--- BEGIN ---

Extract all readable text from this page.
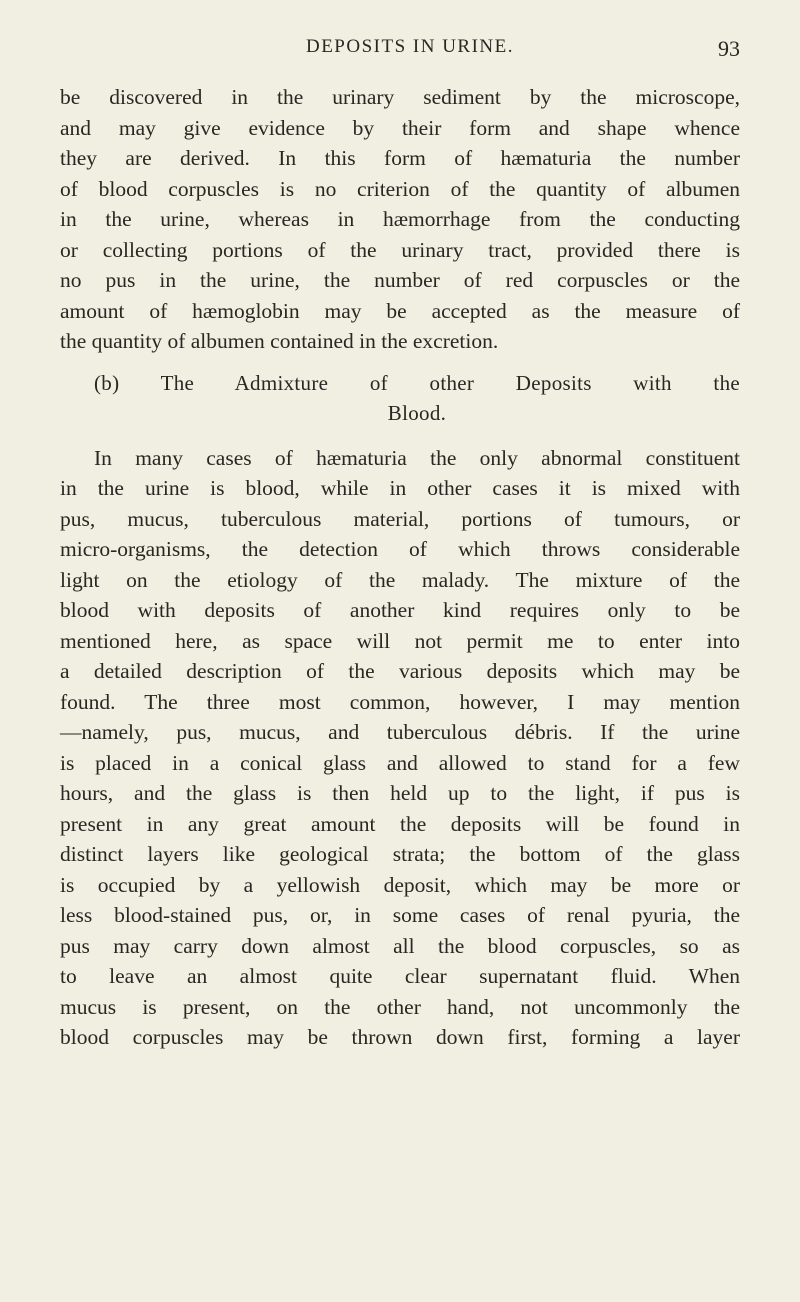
DEPOSITS IN URINE.	93
be discovered in the urinary sediment by the microscope,
and may give evidence by their form and shape whence
they are derived. In this form of hæmaturia the number
of blood corpuscles is no criterion of the quantity of albumen
in the urine, whereas in hæmorrhage from the conducting
or collecting portions of the urinary tract, provided there is
no pus in the urine, the number of red corpuscles or the
amount of hæmoglobin may be accepted as the measure of
the quantity of albumen contained in the excretion.
(b) The Admixture of other Deposits with the
Blood.
In many cases of hæmaturia the only abnormal constituent
in the urine is blood, while in other cases it is mixed with
pus, mucus, tuberculous material, portions of tumours, or
micro-organisms, the detection of which throws considerable
light on the etiology of the malady. The mixture of the
blood with deposits of another kind requires only to be
mentioned here, as space will not permit me to enter into
a detailed description of the various deposits which may be
found. The three most common, however, I may mention
—namely, pus, mucus, and tuberculous débris. If the urine
is placed in a conical glass and allowed to stand for a few
hours, and the glass is then held up to the light, if pus is
present in any great amount the deposits will be found in
distinct layers like geological strata; the bottom of the glass
is occupied by a yellowish deposit, which may be more or
less blood-stained pus, or, in some cases of renal pyuria, the
pus may carry down almost all the blood corpuscles, so as
to leave an almost quite clear supernatant fluid. When
mucus is present, on the other hand, not uncommonly the
blood corpuscles may be thrown down first, forming a layer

--- END ---

• **AIM**
Quote the data above in full, leaving out the pictures it holds.

• **PROBLEM SOLUTION**
Extract all readable text from this page.
DEPOSITS IN URINE.	93
be discovered in the urinary sediment by the microscope,
and may give evidence by their form and shape whence
they are derived. In this form of hæmaturia the number
of blood corpuscles is no criterion of the quantity of albumen
in the urine, whereas in hæmorrhage from the conducting
or collecting portions of the urinary tract, provided there is
no pus in the urine, the number of red corpuscles or the
amount of hæmoglobin may be accepted as the measure of
the quantity of albumen contained in the excretion.
(b) The Admixture of other Deposits with the
Blood.
In many cases of hæmaturia the only abnormal constituent
in the urine is blood, while in other cases it is mixed with
pus, mucus, tuberculous material, portions of tumours, or
micro-organisms, the detection of which throws considerable
light on the etiology of the malady. The mixture of the
blood with deposits of another kind requires only to be
mentioned here, as space will not permit me to enter into
a detailed description of the various deposits which may be
found. The three most common, however, I may mention
—namely, pus, mucus, and tuberculous débris. If the urine
is placed in a conical glass and allowed to stand for a few
hours, and the glass is then held up to the light, if pus is
present in any great amount the deposits will be found in
distinct layers like geological strata; the bottom of the glass
is occupied by a yellowish deposit, which may be more or
less blood-stained pus, or, in some cases of renal pyuria, the
pus may carry down almost all the blood corpuscles, so as
to leave an almost quite clear supernatant fluid. When
mucus is present, on the other hand, not uncommonly the
blood corpuscles may be thrown down first, forming a layer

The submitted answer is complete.